WORK REQUIRED -
Each record below is to be reproduced without any change.

MATERIAL TO PROCESS -

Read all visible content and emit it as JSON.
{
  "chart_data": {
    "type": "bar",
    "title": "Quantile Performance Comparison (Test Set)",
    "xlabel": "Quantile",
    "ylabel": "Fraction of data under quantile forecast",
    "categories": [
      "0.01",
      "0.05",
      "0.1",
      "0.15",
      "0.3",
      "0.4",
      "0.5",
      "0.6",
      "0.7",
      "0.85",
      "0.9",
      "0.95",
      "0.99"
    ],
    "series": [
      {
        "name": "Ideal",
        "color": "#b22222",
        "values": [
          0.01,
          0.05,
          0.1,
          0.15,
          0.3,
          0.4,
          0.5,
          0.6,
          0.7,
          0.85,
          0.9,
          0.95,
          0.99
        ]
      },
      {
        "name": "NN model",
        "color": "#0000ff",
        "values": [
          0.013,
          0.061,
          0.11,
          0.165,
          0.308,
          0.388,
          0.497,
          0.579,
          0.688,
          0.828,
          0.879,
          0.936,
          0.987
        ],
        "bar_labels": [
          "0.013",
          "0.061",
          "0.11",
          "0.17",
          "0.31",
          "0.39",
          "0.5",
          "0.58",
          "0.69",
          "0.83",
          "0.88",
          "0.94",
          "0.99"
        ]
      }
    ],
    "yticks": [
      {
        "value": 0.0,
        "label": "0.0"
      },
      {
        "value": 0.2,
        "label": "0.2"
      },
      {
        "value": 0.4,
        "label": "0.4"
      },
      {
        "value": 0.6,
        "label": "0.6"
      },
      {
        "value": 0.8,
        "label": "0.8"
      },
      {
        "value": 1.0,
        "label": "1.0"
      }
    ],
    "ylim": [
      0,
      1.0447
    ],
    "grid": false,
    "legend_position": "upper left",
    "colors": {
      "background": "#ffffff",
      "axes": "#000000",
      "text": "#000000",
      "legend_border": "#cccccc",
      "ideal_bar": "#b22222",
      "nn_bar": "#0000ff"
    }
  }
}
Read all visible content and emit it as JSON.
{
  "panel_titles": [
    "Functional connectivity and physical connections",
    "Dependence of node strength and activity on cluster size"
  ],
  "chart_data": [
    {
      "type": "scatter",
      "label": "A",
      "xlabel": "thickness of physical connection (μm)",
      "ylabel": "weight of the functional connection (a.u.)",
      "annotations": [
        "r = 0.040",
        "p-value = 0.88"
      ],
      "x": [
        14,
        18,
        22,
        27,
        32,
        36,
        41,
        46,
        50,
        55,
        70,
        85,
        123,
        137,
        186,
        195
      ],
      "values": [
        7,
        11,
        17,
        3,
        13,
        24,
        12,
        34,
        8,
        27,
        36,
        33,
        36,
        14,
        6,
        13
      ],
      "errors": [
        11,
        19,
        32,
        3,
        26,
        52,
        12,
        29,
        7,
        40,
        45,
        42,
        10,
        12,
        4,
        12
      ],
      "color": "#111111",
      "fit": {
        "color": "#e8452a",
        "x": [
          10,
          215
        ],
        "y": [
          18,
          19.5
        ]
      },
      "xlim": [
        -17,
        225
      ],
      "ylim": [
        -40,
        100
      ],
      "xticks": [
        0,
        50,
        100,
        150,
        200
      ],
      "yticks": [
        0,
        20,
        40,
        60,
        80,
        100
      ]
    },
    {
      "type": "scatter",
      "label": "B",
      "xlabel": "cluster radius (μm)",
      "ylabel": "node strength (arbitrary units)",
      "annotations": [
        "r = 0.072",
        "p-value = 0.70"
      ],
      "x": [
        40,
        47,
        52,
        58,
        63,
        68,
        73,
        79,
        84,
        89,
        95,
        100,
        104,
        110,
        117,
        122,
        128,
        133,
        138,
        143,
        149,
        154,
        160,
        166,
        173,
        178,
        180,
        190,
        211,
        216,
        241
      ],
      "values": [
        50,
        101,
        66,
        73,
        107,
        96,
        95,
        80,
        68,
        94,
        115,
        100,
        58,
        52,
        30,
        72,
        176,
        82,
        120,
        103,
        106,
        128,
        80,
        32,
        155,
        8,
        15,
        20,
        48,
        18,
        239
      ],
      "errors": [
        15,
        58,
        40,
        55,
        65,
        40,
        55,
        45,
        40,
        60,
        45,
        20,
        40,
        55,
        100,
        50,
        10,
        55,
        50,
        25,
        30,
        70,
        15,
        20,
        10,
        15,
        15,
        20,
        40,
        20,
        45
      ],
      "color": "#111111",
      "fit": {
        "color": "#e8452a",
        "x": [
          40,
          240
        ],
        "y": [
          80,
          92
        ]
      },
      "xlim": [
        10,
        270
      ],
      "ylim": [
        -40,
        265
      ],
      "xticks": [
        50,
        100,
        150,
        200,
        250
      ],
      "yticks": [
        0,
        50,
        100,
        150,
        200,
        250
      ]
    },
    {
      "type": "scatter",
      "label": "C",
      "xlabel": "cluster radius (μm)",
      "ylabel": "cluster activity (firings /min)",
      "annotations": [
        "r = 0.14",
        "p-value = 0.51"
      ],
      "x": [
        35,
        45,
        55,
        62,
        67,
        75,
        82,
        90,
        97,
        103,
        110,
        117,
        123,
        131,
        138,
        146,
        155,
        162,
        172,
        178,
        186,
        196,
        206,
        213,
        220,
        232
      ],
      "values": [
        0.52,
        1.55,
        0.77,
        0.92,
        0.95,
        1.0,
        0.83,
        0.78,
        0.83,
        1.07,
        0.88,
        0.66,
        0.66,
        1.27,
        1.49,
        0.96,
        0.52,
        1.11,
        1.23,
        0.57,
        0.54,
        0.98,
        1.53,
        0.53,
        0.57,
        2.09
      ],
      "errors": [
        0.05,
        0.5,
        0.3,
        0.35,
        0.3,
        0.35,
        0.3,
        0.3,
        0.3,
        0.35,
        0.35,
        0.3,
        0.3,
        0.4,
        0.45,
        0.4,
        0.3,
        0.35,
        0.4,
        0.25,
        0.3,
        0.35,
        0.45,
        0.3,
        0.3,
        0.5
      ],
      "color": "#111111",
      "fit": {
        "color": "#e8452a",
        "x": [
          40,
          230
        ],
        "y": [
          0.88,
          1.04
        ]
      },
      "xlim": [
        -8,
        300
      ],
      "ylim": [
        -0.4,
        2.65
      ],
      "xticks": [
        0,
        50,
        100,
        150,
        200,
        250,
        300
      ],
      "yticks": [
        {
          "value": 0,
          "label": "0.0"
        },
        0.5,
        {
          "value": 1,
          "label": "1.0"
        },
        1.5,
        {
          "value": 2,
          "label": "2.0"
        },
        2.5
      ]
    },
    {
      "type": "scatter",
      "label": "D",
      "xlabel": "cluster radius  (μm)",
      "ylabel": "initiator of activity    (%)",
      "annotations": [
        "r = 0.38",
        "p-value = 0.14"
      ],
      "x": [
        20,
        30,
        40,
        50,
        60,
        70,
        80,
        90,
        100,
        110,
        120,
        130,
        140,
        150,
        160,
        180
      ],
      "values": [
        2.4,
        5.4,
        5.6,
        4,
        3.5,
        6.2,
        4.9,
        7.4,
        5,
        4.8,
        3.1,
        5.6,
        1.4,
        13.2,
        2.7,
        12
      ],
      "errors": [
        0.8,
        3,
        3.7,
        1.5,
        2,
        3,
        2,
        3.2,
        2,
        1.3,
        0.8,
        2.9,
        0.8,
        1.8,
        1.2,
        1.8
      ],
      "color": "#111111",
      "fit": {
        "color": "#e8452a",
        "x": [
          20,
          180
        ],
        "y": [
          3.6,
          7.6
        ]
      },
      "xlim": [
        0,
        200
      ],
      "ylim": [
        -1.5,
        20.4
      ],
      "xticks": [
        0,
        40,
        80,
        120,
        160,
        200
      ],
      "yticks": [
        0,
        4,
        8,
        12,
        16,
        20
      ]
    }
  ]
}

OUTPUT FOR THIS TASK -
Read all visible content and emit it as JSON.
{
  "chart_data": {
    "type": "bar",
    "title": "Quantile Performance Comparison (Test Set)",
    "xlabel": "Quantile",
    "ylabel": "Fraction of data under quantile forecast",
    "categories": [
      "0.01",
      "0.05",
      "0.1",
      "0.15",
      "0.3",
      "0.4",
      "0.5",
      "0.6",
      "0.7",
      "0.85",
      "0.9",
      "0.95",
      "0.99"
    ],
    "series": [
      {
        "name": "Ideal",
        "color": "#b22222",
        "values": [
          0.01,
          0.05,
          0.1,
          0.15,
          0.3,
          0.4,
          0.5,
          0.6,
          0.7,
          0.85,
          0.9,
          0.95,
          0.99
        ]
      },
      {
        "name": "NN model",
        "color": "#0000ff",
        "values": [
          0.013,
          0.061,
          0.11,
          0.165,
          0.308,
          0.388,
          0.497,
          0.579,
          0.688,
          0.828,
          0.879,
          0.936,
          0.987
        ],
        "bar_labels": [
          "0.013",
          "0.061",
          "0.11",
          "0.17",
          "0.31",
          "0.39",
          "0.5",
          "0.58",
          "0.69",
          "0.83",
          "0.88",
          "0.94",
          "0.99"
        ]
      }
    ],
    "yticks": [
      {
        "value": 0.0,
        "label": "0.0"
      },
      {
        "value": 0.2,
        "label": "0.2"
      },
      {
        "value": 0.4,
        "label": "0.4"
      },
      {
        "value": 0.6,
        "label": "0.6"
      },
      {
        "value": 0.8,
        "label": "0.8"
      },
      {
        "value": 1.0,
        "label": "1.0"
      }
    ],
    "ylim": [
      0,
      1.0447
    ],
    "grid": false,
    "legend_position": "upper left",
    "colors": {
      "background": "#ffffff",
      "axes": "#000000",
      "text": "#000000",
      "legend_border": "#cccccc",
      "ideal_bar": "#b22222",
      "nn_bar": "#0000ff"
    }
  }
}
Read all visible content and emit it as JSON.
{
  "panel_titles": [
    "Functional connectivity and physical connections",
    "Dependence of node strength and activity on cluster size"
  ],
  "chart_data": [
    {
      "type": "scatter",
      "label": "A",
      "xlabel": "thickness of physical connection (μm)",
      "ylabel": "weight of the functional connection (a.u.)",
      "annotations": [
        "r = 0.040",
        "p-value = 0.88"
      ],
      "x": [
        14,
        18,
        22,
        27,
        32,
        36,
        41,
        46,
        50,
        55,
        70,
        85,
        123,
        137,
        186,
        195
      ],
      "values": [
        7,
        11,
        17,
        3,
        13,
        24,
        12,
        34,
        8,
        27,
        36,
        33,
        36,
        14,
        6,
        13
      ],
      "errors": [
        11,
        19,
        32,
        3,
        26,
        52,
        12,
        29,
        7,
        40,
        45,
        42,
        10,
        12,
        4,
        12
      ],
      "color": "#111111",
      "fit": {
        "color": "#e8452a",
        "x": [
          10,
          215
        ],
        "y": [
          18,
          19.5
        ]
      },
      "xlim": [
        -17,
        225
      ],
      "ylim": [
        -40,
        100
      ],
      "xticks": [
        0,
        50,
        100,
        150,
        200
      ],
      "yticks": [
        0,
        20,
        40,
        60,
        80,
        100
      ]
    },
    {
      "type": "scatter",
      "label": "B",
      "xlabel": "cluster radius (μm)",
      "ylabel": "node strength (arbitrary units)",
      "annotations": [
        "r = 0.072",
        "p-value = 0.70"
      ],
      "x": [
        40,
        47,
        52,
        58,
        63,
        68,
        73,
        79,
        84,
        89,
        95,
        100,
        104,
        110,
        117,
        122,
        128,
        133,
        138,
        143,
        149,
        154,
        160,
        166,
        173,
        178,
        180,
        190,
        211,
        216,
        241
      ],
      "values": [
        50,
        101,
        66,
        73,
        107,
        96,
        95,
        80,
        68,
        94,
        115,
        100,
        58,
        52,
        30,
        72,
        176,
        82,
        120,
        103,
        106,
        128,
        80,
        32,
        155,
        8,
        15,
        20,
        48,
        18,
        239
      ],
      "errors": [
        15,
        58,
        40,
        55,
        65,
        40,
        55,
        45,
        40,
        60,
        45,
        20,
        40,
        55,
        100,
        50,
        10,
        55,
        50,
        25,
        30,
        70,
        15,
        20,
        10,
        15,
        15,
        20,
        40,
        20,
        45
      ],
      "color": "#111111",
      "fit": {
        "color": "#e8452a",
        "x": [
          40,
          240
        ],
        "y": [
          80,
          92
        ]
      },
      "xlim": [
        10,
        270
      ],
      "ylim": [
        -40,
        265
      ],
      "xticks": [
        50,
        100,
        150,
        200,
        250
      ],
      "yticks": [
        0,
        50,
        100,
        150,
        200,
        250
      ]
    },
    {
      "type": "scatter",
      "label": "C",
      "xlabel": "cluster radius (μm)",
      "ylabel": "cluster activity (firings /min)",
      "annotations": [
        "r = 0.14",
        "p-value = 0.51"
      ],
      "x": [
        35,
        45,
        55,
        62,
        67,
        75,
        82,
        90,
        97,
        103,
        110,
        117,
        123,
        131,
        138,
        146,
        155,
        162,
        172,
        178,
        186,
        196,
        206,
        213,
        220,
        232
      ],
      "values": [
        0.52,
        1.55,
        0.77,
        0.92,
        0.95,
        1.0,
        0.83,
        0.78,
        0.83,
        1.07,
        0.88,
        0.66,
        0.66,
        1.27,
        1.49,
        0.96,
        0.52,
        1.11,
        1.23,
        0.57,
        0.54,
        0.98,
        1.53,
        0.53,
        0.57,
        2.09
      ],
      "errors": [
        0.05,
        0.5,
        0.3,
        0.35,
        0.3,
        0.35,
        0.3,
        0.3,
        0.3,
        0.35,
        0.35,
        0.3,
        0.3,
        0.4,
        0.45,
        0.4,
        0.3,
        0.35,
        0.4,
        0.25,
        0.3,
        0.35,
        0.45,
        0.3,
        0.3,
        0.5
      ],
      "color": "#111111",
      "fit": {
        "color": "#e8452a",
        "x": [
          40,
          230
        ],
        "y": [
          0.88,
          1.04
        ]
      },
      "xlim": [
        -8,
        300
      ],
      "ylim": [
        -0.4,
        2.65
      ],
      "xticks": [
        0,
        50,
        100,
        150,
        200,
        250,
        300
      ],
      "yticks": [
        {
          "value": 0,
          "label": "0.0"
        },
        0.5,
        {
          "value": 1,
          "label": "1.0"
        },
        1.5,
        {
          "value": 2,
          "label": "2.0"
        },
        2.5
      ]
    },
    {
      "type": "scatter",
      "label": "D",
      "xlabel": "cluster radius  (μm)",
      "ylabel": "initiator of activity    (%)",
      "annotations": [
        "r = 0.38",
        "p-value = 0.14"
      ],
      "x": [
        20,
        30,
        40,
        50,
        60,
        70,
        80,
        90,
        100,
        110,
        120,
        130,
        140,
        150,
        160,
        180
      ],
      "values": [
        2.4,
        5.4,
        5.6,
        4,
        3.5,
        6.2,
        4.9,
        7.4,
        5,
        4.8,
        3.1,
        5.6,
        1.4,
        13.2,
        2.7,
        12
      ],
      "errors": [
        0.8,
        3,
        3.7,
        1.5,
        2,
        3,
        2,
        3.2,
        2,
        1.3,
        0.8,
        2.9,
        0.8,
        1.8,
        1.2,
        1.8
      ],
      "color": "#111111",
      "fit": {
        "color": "#e8452a",
        "x": [
          20,
          180
        ],
        "y": [
          3.6,
          7.6
        ]
      },
      "xlim": [
        0,
        200
      ],
      "ylim": [
        -1.5,
        20.4
      ],
      "xticks": [
        0,
        40,
        80,
        120,
        160,
        200
      ],
      "yticks": [
        0,
        4,
        8,
        12,
        16,
        20
      ]
    }
  ]
}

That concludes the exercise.